To be done ::
Comb the records below for the string "grid" and copy each line where it turns up.

Source data ::
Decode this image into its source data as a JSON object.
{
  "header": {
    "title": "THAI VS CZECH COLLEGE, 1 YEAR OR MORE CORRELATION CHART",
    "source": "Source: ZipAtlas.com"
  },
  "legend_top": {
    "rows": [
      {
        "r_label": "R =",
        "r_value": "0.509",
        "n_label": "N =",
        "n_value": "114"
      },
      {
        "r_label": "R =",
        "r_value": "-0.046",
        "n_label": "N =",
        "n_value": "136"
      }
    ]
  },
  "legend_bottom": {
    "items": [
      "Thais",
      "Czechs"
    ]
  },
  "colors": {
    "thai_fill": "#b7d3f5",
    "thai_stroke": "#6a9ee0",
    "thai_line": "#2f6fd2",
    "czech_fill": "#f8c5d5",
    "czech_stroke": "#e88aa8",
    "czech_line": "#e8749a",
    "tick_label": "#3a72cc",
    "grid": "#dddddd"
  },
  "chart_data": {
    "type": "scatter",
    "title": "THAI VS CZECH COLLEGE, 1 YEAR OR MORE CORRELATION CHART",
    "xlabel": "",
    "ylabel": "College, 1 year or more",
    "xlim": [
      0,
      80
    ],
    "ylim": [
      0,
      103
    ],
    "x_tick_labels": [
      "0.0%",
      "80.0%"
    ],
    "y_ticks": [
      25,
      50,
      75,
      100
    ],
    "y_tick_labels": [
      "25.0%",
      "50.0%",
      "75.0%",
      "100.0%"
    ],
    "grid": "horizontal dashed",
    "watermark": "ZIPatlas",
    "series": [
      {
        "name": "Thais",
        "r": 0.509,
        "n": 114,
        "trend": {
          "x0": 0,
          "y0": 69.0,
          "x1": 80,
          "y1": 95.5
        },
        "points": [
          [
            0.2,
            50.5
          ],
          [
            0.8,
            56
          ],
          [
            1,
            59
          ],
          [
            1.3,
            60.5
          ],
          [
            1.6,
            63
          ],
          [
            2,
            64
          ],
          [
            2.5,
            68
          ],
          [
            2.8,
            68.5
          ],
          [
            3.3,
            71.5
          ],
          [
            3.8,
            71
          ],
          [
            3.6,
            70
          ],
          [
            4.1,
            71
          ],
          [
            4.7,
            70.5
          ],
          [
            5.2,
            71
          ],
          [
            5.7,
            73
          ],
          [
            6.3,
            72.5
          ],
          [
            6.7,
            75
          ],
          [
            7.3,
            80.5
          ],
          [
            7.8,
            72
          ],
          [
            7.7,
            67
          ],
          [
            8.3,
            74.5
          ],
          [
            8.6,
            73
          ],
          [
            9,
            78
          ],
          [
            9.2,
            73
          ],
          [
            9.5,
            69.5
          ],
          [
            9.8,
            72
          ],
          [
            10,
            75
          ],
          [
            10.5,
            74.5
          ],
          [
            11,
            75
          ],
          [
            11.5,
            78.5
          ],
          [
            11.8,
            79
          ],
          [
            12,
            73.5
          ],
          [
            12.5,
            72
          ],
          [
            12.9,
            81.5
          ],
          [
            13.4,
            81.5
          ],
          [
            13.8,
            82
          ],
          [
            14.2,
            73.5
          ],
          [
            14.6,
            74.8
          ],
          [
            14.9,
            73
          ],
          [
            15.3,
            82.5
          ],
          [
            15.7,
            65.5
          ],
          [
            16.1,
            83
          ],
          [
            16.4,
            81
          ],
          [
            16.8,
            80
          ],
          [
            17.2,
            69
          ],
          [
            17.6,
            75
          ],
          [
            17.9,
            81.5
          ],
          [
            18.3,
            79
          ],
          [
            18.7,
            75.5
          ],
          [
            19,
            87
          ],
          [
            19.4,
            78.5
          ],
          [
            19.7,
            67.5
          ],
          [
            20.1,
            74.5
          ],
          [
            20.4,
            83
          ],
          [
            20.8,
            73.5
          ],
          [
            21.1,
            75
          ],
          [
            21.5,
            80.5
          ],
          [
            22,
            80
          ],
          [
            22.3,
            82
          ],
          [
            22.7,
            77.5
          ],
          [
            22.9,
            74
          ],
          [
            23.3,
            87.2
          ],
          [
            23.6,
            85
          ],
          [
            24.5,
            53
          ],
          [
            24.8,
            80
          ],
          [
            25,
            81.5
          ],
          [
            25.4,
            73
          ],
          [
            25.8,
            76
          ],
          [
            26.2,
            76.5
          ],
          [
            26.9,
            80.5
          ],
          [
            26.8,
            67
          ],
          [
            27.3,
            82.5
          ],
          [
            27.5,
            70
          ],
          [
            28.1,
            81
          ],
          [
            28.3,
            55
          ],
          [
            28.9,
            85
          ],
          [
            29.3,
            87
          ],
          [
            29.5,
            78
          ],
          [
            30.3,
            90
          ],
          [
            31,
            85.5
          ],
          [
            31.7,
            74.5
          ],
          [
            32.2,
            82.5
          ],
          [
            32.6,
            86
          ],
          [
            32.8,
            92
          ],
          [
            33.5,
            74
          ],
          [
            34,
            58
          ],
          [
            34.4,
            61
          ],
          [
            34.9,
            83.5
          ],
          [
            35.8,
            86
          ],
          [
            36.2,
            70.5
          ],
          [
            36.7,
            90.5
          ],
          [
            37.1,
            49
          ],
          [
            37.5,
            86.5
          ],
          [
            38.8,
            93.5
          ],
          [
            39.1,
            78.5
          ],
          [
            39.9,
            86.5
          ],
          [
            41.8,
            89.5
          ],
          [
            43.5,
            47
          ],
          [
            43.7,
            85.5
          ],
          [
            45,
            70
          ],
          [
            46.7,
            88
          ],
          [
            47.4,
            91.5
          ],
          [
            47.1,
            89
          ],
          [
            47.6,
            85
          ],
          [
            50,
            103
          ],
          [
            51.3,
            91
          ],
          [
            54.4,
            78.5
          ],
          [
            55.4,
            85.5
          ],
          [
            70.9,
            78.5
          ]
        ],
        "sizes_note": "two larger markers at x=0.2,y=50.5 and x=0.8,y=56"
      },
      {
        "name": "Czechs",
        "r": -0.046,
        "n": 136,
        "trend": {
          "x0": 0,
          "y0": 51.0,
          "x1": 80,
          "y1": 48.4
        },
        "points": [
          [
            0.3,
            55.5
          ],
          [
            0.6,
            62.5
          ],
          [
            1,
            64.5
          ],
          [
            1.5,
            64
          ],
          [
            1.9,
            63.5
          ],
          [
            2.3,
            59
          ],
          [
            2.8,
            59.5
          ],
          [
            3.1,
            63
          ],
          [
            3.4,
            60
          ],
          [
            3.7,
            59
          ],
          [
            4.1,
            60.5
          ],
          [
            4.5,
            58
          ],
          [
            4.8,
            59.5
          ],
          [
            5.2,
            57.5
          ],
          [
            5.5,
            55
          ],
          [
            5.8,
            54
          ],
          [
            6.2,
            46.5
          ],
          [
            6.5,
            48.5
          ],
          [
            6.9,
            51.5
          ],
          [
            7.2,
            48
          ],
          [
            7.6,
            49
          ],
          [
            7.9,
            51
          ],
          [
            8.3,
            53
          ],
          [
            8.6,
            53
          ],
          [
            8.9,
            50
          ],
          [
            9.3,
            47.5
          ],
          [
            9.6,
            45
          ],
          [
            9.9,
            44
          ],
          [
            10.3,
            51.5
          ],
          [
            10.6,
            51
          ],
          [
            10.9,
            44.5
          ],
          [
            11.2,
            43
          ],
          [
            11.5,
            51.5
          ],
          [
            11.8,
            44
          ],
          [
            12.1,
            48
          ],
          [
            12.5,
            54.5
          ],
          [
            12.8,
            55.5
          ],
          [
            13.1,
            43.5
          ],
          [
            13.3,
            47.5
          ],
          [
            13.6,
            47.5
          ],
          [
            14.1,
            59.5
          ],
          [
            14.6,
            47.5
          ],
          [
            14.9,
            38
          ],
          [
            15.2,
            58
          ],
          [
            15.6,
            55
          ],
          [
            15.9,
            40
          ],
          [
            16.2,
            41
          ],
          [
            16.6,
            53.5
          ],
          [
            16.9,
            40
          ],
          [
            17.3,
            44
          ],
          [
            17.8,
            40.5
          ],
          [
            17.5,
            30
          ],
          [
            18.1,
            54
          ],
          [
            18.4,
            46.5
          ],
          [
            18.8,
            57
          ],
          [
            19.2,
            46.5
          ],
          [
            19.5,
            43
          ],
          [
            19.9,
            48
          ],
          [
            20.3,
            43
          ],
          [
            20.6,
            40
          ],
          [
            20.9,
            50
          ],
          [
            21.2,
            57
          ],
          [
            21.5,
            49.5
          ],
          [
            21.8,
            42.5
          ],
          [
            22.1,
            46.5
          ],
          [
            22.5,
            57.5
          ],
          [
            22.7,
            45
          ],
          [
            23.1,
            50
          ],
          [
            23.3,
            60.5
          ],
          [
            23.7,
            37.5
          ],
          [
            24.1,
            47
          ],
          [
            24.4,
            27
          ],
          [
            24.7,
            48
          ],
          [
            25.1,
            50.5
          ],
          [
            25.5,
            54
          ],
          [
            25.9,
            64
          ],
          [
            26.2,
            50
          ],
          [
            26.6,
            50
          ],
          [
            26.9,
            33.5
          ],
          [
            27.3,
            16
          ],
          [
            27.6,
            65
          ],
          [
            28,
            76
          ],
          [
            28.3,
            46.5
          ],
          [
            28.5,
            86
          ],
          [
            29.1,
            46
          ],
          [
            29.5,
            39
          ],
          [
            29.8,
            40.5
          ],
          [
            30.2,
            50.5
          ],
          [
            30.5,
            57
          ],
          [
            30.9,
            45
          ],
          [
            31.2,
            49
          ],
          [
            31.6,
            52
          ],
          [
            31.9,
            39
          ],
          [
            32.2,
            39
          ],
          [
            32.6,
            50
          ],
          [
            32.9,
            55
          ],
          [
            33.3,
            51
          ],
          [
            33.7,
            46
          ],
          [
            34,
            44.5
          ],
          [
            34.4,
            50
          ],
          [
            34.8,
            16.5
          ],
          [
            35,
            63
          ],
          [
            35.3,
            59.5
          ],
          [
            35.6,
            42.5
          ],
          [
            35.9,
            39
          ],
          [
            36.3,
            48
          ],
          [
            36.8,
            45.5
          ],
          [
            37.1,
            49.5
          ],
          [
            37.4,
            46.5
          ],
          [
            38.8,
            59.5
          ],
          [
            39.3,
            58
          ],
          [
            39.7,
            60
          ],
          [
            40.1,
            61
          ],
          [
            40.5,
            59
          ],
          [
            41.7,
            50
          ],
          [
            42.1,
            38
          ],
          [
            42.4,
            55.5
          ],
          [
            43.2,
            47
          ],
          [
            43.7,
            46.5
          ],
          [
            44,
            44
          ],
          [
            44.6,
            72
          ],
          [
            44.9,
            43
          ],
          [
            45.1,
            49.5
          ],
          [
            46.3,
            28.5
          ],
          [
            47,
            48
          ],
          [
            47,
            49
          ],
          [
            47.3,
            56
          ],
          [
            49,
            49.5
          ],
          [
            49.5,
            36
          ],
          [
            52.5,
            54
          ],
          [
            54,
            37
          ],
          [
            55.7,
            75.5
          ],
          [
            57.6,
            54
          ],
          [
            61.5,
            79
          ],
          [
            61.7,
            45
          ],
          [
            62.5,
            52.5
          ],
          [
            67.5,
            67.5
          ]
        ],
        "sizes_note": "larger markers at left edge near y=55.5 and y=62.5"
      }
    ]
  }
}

Exercise result ::
    "grid": "#dddddd"
    "grid": "horizontal dashed",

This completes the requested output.